[begin Records for this task]
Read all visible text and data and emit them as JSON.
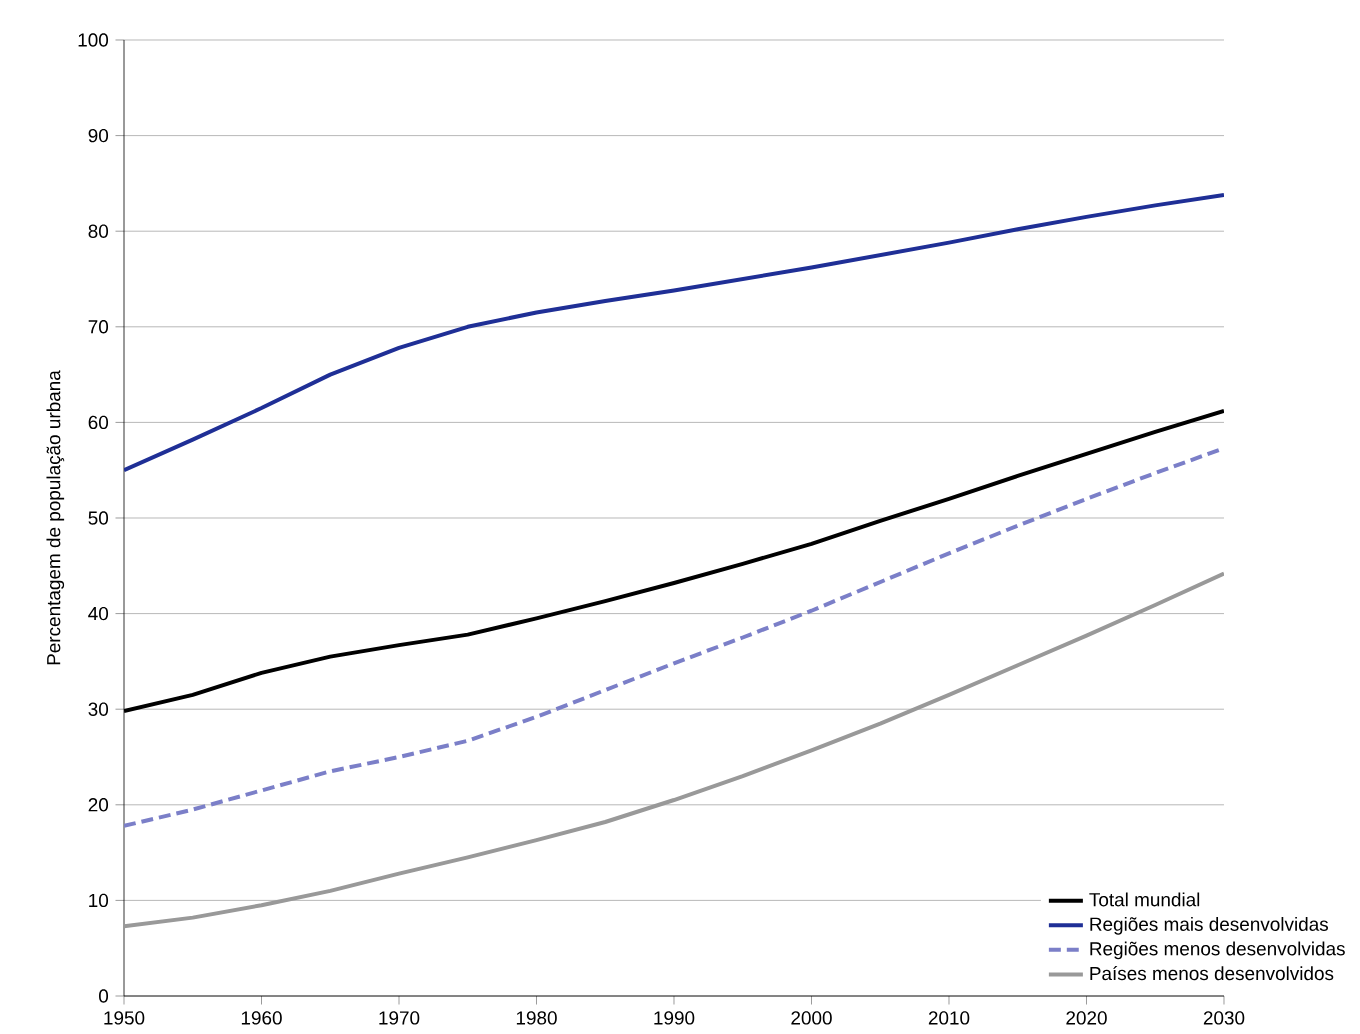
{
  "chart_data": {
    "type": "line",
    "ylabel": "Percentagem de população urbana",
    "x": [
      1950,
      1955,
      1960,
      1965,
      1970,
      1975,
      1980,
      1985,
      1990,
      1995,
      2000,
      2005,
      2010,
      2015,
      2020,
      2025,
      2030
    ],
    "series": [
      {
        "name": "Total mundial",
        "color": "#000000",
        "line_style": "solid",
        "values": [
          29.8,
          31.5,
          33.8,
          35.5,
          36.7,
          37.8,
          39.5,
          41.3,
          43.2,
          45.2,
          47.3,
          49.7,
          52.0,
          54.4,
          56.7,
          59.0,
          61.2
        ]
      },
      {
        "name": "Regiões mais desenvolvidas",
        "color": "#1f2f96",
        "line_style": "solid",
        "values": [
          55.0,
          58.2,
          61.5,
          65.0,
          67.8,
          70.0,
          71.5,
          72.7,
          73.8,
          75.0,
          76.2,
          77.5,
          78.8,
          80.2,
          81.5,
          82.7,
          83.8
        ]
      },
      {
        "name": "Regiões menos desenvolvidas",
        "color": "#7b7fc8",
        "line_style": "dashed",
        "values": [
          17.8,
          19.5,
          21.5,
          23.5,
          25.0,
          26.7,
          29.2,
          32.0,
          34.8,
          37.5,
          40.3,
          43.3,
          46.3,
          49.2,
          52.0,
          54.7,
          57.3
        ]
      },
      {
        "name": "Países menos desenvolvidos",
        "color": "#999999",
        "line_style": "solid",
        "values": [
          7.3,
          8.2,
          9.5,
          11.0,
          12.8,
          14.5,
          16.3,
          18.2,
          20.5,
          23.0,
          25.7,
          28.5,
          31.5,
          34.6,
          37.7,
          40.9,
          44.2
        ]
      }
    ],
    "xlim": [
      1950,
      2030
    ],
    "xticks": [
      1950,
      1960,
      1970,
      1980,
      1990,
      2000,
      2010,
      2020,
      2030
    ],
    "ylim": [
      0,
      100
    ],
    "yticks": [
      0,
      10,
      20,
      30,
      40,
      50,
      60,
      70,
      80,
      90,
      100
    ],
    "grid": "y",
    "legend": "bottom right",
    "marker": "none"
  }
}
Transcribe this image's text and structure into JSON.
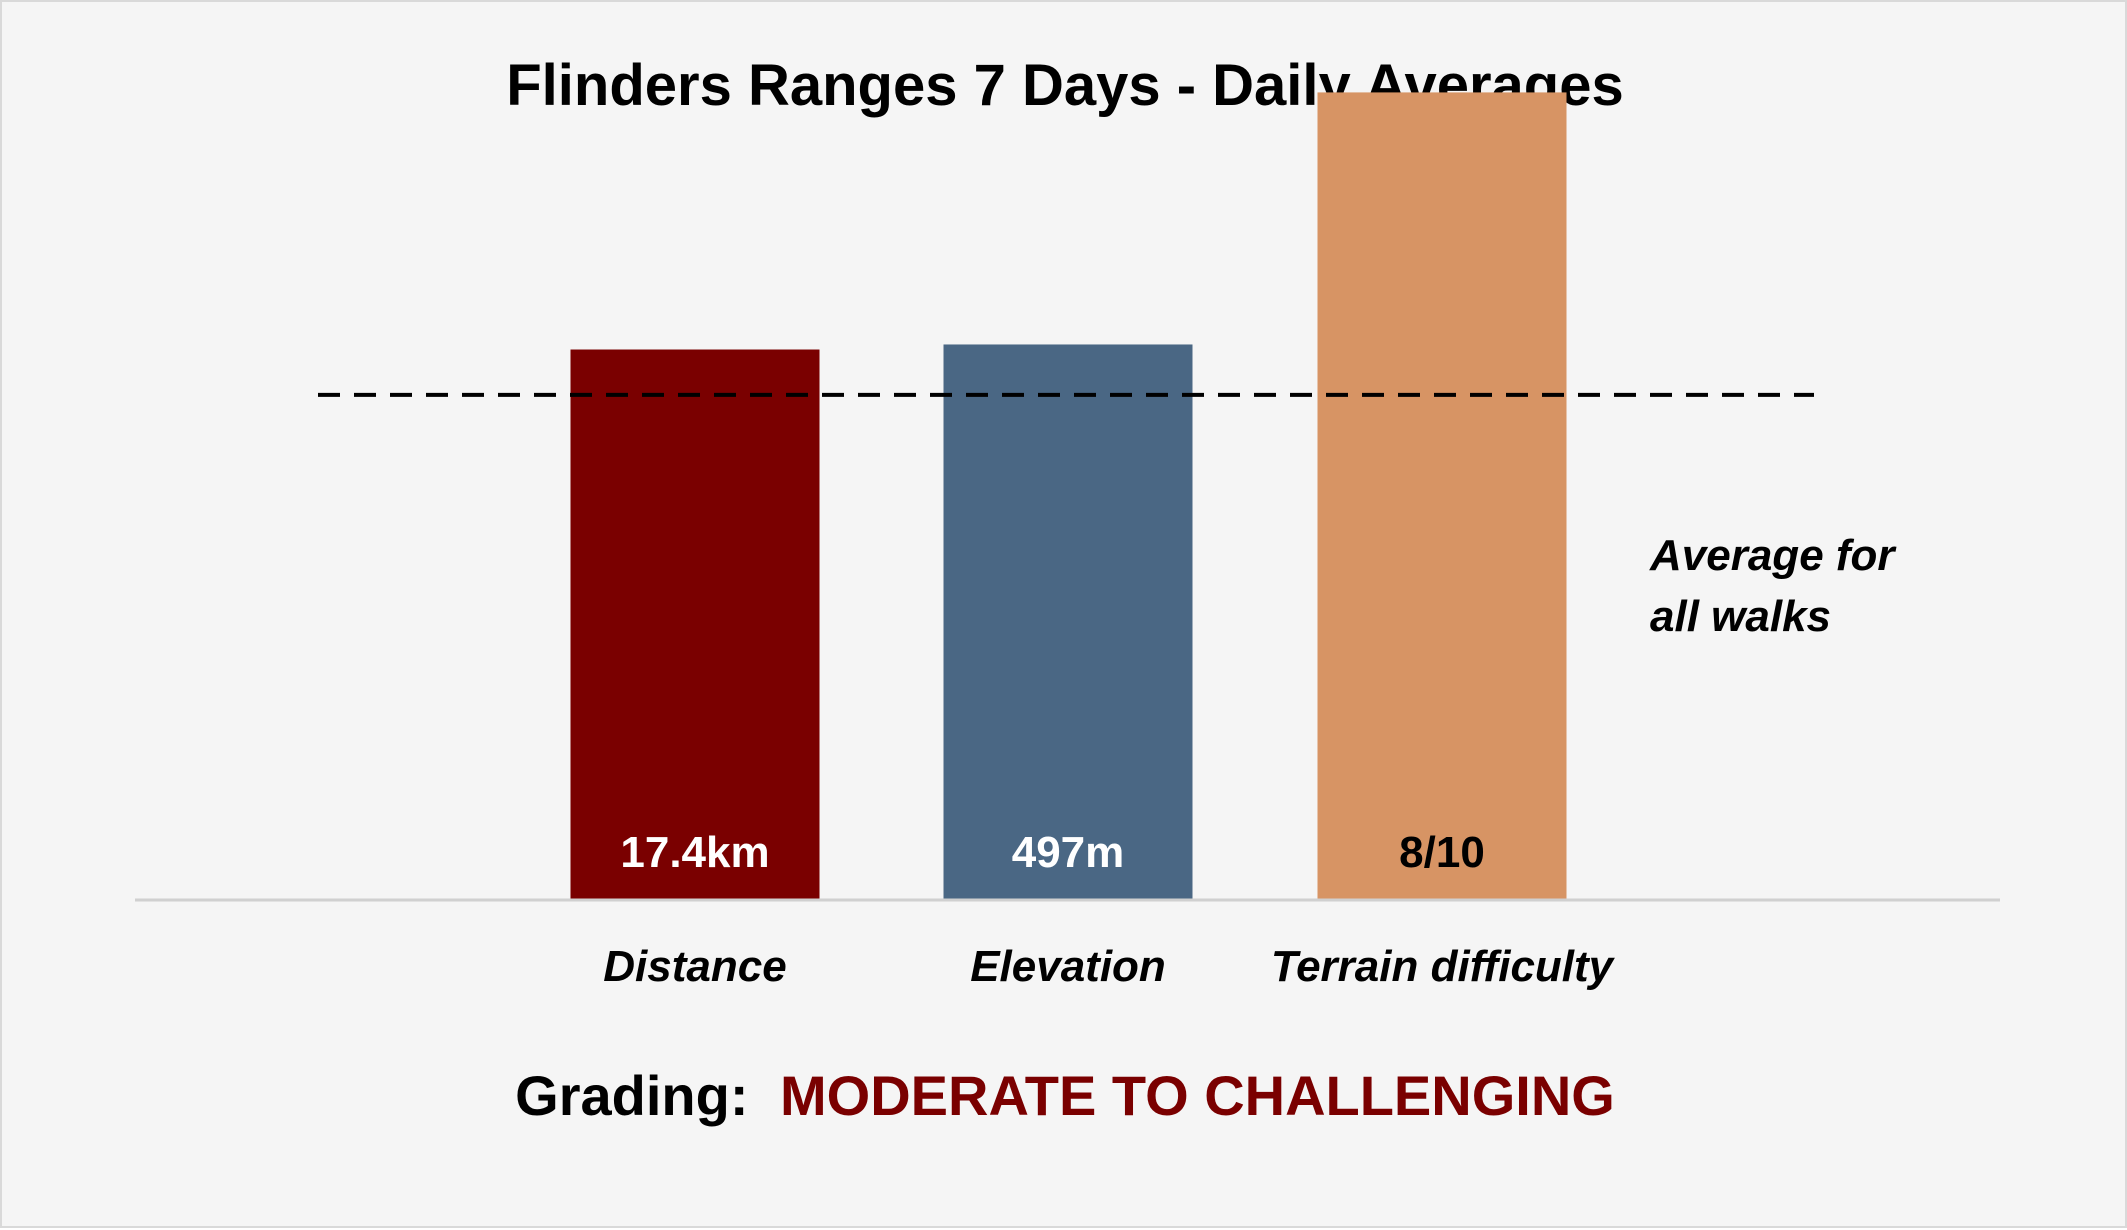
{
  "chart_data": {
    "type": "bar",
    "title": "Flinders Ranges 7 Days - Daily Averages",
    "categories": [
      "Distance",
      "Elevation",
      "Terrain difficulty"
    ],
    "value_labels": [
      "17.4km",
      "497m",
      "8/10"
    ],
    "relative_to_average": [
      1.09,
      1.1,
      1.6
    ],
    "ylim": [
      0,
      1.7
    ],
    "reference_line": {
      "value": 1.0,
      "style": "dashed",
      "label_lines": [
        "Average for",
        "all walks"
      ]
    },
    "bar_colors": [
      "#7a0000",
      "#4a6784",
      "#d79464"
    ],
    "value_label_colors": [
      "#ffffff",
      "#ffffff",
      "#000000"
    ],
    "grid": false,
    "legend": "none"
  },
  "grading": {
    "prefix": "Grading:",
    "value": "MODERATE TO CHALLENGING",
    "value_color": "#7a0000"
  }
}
[end Records for this task]
[begin Records for this task]
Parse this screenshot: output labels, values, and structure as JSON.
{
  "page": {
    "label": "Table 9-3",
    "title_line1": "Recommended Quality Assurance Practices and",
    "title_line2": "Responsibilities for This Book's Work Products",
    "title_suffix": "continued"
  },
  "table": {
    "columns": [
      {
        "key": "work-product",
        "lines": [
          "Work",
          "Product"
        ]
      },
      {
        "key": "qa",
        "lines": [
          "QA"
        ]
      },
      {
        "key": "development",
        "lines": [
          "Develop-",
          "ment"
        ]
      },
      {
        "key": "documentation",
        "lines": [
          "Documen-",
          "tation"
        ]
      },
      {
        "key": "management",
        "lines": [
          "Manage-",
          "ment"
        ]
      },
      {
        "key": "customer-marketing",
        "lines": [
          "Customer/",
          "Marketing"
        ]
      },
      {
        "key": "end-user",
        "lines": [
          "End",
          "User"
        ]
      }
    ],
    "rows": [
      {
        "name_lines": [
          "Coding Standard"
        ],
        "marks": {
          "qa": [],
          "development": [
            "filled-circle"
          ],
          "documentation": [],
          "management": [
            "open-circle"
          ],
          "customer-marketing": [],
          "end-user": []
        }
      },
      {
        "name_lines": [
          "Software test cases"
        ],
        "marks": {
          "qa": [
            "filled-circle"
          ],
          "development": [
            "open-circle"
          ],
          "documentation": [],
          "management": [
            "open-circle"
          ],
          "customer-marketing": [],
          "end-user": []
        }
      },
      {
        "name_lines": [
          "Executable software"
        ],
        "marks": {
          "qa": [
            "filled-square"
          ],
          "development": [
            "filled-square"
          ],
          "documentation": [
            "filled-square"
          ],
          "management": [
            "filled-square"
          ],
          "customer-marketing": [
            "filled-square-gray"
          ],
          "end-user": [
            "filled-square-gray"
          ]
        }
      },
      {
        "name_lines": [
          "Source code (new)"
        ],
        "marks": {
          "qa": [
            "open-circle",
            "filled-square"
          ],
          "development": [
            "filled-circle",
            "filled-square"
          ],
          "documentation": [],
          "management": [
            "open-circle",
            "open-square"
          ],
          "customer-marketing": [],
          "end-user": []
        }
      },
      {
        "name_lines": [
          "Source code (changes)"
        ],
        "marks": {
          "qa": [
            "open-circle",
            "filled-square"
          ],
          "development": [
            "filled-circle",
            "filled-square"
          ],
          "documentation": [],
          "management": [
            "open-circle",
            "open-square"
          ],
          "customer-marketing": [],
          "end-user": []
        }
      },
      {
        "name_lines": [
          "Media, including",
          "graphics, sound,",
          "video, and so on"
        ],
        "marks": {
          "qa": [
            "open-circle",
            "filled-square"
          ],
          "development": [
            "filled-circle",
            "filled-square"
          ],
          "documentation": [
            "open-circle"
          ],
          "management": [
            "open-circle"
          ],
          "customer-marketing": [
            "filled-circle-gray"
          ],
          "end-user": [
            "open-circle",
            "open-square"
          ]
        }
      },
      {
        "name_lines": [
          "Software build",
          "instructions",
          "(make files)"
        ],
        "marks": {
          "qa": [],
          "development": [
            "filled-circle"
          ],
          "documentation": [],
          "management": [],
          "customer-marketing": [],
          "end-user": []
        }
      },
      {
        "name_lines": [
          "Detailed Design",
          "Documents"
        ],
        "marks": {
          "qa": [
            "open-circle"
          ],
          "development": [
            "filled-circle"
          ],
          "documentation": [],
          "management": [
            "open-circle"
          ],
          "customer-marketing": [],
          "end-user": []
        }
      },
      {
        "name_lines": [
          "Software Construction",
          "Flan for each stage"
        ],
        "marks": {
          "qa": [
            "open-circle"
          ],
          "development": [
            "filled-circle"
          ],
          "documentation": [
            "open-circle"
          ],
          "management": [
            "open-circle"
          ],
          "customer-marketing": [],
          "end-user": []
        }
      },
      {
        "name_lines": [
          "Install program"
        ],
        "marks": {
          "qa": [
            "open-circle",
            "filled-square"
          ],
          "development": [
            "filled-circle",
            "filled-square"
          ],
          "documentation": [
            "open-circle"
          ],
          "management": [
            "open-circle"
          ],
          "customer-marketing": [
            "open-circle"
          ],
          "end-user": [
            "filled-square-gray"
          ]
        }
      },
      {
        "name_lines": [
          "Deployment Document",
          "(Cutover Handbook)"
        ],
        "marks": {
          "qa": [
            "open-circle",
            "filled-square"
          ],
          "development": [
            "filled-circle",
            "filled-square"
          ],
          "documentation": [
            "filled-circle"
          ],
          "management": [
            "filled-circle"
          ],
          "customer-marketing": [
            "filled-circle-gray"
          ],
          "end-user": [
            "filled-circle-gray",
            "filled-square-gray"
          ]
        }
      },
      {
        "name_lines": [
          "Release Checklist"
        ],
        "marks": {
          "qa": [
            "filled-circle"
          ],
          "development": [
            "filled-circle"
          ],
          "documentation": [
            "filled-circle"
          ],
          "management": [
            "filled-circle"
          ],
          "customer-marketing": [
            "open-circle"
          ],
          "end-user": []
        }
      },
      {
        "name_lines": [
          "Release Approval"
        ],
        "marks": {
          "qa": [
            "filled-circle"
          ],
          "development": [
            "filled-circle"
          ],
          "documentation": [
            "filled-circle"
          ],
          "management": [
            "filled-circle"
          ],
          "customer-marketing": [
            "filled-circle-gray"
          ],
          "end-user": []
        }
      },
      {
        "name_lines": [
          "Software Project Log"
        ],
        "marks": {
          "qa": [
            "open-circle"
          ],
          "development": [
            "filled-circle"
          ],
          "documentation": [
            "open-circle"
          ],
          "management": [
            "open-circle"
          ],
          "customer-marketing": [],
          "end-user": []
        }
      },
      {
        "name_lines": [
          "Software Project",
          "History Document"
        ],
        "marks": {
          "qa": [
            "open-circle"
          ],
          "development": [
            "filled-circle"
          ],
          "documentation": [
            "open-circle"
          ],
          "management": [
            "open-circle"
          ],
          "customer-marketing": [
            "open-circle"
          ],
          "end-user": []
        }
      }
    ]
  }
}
[end Records for this task]
* Exercise
Find every line in the records above that contains the word "Regiões", and copy each one.

* Problem solution
        "name": "Regiões mais desenvolvidas",
        "name": "Regiões menos desenvolvidas",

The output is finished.